=== TO BE DONE ===
Copy each line of the records that contains the word "this".

Data listing
[BEGIN]
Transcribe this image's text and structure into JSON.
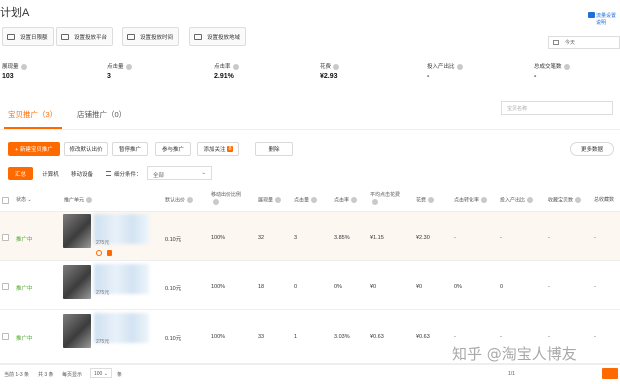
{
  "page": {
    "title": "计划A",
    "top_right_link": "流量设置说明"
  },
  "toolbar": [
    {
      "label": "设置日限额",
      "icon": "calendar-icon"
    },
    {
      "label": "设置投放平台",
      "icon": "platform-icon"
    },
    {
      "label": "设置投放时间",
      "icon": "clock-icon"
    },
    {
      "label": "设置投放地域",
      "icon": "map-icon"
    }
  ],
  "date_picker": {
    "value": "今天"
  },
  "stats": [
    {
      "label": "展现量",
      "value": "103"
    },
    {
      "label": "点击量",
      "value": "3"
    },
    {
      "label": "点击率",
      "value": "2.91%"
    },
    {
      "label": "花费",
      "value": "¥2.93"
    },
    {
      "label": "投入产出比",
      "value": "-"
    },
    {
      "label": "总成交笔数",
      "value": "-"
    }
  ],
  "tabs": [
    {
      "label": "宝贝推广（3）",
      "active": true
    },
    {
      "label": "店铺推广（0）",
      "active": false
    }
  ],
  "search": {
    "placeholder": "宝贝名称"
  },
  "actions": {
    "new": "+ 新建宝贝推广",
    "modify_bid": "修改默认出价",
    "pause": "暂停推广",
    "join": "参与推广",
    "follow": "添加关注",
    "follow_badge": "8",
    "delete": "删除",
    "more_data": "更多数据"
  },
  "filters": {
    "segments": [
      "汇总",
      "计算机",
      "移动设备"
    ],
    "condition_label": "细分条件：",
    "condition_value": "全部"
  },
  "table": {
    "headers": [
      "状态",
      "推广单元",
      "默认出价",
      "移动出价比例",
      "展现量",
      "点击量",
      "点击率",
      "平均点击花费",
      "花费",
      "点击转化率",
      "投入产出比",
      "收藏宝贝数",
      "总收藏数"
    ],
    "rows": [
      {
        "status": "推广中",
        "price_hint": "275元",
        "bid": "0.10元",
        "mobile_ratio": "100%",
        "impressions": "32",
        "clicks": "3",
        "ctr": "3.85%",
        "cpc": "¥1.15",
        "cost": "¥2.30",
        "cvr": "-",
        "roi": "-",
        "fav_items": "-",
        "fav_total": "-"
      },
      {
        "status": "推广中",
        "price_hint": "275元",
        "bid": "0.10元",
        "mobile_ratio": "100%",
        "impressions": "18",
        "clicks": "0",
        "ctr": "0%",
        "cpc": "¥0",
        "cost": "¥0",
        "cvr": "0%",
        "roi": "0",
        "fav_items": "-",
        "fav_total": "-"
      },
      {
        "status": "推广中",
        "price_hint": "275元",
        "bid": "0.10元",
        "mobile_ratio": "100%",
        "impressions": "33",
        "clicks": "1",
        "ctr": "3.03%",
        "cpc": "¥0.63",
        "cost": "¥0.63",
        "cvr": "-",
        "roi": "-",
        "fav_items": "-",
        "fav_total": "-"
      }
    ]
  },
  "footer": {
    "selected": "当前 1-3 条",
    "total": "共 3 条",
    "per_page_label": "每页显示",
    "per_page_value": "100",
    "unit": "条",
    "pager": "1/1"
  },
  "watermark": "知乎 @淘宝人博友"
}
[END]
[BEGIN]
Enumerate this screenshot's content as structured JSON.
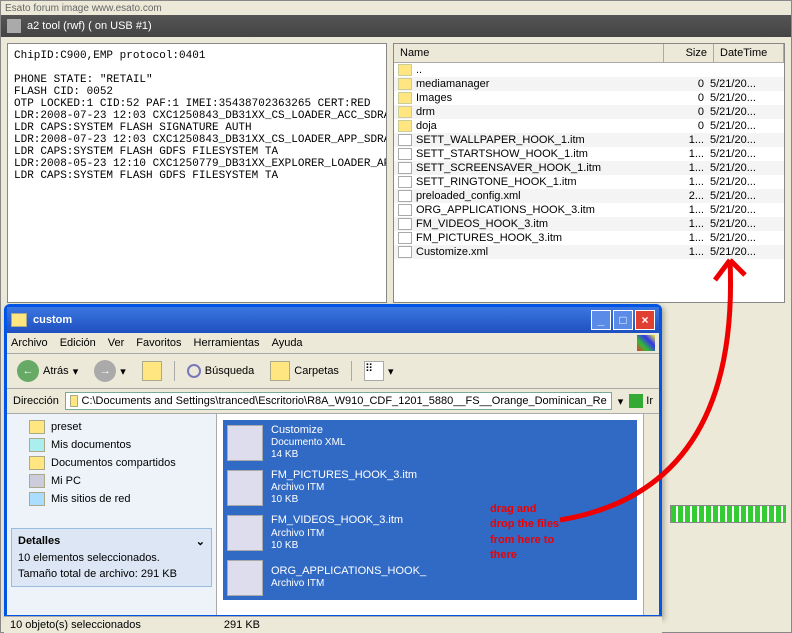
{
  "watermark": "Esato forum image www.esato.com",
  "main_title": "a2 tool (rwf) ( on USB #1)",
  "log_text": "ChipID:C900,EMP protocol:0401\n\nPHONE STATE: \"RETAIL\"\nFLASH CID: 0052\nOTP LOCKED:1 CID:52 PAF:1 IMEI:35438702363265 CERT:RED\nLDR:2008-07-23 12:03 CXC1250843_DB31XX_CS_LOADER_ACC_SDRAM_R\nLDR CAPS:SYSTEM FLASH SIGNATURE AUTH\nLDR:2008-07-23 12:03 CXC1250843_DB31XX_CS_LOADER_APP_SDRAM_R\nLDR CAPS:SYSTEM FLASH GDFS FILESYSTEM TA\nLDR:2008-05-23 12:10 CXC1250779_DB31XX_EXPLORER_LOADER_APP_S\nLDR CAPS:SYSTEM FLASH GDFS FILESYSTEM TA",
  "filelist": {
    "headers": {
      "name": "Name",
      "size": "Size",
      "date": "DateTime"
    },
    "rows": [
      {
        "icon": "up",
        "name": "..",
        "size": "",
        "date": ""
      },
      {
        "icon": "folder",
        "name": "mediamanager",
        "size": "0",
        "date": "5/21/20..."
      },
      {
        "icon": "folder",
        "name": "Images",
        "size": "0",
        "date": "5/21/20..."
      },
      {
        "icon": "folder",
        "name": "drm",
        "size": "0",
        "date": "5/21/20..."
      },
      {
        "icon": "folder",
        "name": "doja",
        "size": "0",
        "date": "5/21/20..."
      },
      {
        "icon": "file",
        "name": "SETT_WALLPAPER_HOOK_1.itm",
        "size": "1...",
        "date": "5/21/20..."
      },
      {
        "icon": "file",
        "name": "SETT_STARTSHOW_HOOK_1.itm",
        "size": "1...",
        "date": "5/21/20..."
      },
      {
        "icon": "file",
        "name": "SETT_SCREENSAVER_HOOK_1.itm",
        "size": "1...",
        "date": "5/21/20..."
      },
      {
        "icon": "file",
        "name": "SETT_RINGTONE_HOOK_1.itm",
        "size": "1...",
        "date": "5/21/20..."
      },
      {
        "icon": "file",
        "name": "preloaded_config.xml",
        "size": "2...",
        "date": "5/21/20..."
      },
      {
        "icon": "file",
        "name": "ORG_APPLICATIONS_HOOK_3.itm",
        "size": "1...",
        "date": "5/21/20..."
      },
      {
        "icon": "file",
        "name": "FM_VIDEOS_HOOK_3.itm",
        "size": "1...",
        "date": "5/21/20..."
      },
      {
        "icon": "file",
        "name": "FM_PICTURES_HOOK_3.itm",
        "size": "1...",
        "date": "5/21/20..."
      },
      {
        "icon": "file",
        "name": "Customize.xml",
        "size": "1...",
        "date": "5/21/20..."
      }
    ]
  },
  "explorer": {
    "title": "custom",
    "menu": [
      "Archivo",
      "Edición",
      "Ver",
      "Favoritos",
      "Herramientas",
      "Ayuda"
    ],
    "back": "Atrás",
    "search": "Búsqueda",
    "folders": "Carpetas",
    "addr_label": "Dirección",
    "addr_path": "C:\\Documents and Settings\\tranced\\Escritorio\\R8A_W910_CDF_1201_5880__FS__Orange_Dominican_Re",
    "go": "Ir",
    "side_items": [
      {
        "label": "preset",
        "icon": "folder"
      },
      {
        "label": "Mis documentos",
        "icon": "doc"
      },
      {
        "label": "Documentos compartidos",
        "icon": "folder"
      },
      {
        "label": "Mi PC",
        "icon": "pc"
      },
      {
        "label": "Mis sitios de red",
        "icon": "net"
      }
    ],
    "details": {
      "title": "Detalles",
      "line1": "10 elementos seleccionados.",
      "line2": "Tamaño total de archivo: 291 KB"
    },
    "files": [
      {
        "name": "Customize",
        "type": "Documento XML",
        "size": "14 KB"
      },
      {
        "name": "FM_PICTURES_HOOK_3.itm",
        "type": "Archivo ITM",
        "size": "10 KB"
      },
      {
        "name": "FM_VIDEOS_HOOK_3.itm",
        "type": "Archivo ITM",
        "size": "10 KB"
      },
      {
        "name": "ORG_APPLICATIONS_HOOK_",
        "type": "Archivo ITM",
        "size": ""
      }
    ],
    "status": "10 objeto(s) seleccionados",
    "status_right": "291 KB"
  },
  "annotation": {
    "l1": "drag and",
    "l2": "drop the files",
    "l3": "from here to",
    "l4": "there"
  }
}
[END]
=== TASK SOLUTION ===
Transcribe this image's text and structure into JSON.
Enumerate this screenshot's content as structured JSON.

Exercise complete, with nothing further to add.